• **TASK OBJECTIVE**:
Determine which lines of the records include the word "meters", and copy them.

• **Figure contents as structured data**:
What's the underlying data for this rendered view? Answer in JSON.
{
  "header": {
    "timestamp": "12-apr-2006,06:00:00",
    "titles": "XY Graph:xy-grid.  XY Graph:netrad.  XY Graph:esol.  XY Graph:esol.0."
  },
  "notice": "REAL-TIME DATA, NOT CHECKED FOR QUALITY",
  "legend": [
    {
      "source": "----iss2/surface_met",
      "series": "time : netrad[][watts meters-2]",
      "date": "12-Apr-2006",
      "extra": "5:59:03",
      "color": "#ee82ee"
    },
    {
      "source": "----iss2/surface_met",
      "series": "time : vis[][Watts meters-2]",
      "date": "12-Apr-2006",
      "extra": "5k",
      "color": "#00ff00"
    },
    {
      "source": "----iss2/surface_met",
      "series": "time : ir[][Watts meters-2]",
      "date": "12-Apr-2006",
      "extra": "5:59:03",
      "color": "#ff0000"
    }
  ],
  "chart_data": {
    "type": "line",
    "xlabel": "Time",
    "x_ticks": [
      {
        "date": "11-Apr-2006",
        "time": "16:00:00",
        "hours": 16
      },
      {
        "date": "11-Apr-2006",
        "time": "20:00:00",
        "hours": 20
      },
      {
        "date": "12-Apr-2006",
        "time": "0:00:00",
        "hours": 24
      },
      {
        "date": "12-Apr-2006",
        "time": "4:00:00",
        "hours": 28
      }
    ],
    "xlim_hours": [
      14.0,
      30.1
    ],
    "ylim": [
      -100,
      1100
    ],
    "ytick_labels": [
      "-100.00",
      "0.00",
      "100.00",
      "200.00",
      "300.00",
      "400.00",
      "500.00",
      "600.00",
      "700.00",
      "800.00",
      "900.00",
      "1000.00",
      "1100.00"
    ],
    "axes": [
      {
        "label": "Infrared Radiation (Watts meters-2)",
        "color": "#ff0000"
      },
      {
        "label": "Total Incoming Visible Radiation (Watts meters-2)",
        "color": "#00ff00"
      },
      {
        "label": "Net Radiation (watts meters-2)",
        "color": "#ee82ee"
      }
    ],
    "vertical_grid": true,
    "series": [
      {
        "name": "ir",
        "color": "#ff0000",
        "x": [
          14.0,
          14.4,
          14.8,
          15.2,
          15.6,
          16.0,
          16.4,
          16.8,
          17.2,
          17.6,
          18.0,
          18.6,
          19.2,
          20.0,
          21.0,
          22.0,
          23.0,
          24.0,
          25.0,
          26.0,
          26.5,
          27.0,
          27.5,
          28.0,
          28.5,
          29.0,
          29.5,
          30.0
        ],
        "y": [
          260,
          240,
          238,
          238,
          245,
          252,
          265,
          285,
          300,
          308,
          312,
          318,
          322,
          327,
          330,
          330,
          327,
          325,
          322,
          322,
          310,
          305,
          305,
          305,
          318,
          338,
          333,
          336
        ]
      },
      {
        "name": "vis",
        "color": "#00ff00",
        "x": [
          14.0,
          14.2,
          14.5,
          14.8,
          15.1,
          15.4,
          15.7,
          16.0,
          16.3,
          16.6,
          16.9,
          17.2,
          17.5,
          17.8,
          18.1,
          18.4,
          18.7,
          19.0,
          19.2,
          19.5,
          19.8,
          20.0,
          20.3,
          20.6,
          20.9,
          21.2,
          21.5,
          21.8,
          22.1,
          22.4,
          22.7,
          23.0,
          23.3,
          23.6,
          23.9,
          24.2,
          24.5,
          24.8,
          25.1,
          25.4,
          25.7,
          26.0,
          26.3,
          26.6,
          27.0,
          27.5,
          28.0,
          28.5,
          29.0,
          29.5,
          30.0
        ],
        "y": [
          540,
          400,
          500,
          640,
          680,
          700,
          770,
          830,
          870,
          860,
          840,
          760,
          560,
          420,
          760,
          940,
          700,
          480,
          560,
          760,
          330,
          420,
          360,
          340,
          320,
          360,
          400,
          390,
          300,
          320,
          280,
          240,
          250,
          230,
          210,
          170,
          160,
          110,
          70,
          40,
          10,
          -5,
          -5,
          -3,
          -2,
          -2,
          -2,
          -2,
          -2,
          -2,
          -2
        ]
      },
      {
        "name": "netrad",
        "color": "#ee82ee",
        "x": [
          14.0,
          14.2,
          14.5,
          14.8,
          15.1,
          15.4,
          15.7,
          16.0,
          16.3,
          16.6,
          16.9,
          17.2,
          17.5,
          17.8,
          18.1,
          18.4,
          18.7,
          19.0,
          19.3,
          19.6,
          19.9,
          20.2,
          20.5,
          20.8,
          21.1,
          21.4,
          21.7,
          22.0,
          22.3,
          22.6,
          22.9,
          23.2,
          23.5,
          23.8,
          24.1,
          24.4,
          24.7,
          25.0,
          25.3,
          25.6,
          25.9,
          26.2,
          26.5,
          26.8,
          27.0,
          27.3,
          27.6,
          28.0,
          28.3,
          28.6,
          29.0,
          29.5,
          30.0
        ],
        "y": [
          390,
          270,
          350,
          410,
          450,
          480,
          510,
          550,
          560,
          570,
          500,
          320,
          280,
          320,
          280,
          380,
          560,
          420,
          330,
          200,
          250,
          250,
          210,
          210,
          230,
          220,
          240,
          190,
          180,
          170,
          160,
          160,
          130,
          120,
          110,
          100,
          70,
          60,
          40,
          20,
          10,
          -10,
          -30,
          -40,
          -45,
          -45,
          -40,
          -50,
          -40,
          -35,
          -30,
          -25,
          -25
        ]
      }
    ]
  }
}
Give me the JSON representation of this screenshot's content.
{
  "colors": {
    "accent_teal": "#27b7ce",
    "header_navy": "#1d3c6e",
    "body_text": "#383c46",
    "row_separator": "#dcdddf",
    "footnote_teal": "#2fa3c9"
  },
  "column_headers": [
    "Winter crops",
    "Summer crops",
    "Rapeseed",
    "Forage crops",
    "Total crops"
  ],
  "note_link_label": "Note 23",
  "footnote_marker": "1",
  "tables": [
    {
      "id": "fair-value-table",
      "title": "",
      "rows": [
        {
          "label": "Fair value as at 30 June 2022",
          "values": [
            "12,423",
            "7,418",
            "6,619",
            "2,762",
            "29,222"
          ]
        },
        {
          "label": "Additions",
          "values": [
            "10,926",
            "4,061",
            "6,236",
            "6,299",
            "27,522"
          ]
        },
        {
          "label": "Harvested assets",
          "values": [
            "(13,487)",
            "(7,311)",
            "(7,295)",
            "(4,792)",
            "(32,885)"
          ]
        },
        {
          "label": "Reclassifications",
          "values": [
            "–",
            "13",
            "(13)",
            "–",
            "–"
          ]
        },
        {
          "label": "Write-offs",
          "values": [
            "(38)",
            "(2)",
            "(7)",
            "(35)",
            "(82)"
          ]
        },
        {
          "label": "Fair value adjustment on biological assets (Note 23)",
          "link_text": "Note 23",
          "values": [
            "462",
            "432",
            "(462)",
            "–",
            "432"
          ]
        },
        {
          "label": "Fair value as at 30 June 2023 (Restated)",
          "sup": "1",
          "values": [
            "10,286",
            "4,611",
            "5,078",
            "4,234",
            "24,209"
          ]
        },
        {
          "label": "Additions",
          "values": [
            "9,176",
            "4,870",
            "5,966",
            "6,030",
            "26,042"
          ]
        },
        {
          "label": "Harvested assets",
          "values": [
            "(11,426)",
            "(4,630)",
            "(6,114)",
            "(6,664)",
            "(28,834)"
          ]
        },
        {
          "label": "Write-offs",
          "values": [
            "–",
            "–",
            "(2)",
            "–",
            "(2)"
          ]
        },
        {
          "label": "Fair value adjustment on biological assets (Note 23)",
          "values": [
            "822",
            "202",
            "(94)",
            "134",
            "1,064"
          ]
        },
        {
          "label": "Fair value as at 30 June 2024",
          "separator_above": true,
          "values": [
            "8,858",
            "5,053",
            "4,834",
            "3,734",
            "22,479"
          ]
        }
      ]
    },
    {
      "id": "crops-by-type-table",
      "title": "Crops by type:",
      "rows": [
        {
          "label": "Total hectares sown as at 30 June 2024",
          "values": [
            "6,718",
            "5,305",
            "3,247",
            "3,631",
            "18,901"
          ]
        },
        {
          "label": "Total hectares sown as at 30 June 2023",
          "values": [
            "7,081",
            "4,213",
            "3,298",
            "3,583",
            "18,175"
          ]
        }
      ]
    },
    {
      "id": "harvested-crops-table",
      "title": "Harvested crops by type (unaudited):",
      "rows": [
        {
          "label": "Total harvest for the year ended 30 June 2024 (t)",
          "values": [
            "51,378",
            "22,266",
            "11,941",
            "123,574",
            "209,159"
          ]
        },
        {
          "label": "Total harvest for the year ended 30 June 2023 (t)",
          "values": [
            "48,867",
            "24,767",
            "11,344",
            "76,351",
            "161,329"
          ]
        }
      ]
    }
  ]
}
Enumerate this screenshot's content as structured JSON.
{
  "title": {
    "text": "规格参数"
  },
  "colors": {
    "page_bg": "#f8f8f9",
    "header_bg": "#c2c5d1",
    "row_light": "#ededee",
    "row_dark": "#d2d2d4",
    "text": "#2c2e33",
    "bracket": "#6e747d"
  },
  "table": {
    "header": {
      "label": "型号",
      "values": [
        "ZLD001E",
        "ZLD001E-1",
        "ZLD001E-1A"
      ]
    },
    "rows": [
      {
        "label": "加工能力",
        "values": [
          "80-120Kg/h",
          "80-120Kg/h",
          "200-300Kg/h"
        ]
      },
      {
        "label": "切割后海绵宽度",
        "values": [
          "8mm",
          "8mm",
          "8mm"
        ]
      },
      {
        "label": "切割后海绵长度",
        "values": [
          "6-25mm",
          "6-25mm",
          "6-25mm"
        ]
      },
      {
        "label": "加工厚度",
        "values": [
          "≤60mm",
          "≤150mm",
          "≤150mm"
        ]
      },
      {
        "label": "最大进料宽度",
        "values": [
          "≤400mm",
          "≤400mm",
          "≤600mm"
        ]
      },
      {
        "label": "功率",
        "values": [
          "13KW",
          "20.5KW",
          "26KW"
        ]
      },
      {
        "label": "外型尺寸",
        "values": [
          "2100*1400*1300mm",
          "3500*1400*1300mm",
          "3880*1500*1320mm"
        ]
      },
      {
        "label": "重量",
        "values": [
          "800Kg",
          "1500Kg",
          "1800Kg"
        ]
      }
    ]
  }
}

• **RESPONSE FOR THIS EXERCISE**:
      "series": "time : netrad[][watts meters-2]",
      "series": "time : vis[][Watts meters-2]",
      "series": "time : ir[][Watts meters-2]",
        "label": "Infrared Radiation (Watts meters-2)",
        "label": "Total Incoming Visible Radiation (Watts meters-2)",
        "label": "Net Radiation (watts meters-2)",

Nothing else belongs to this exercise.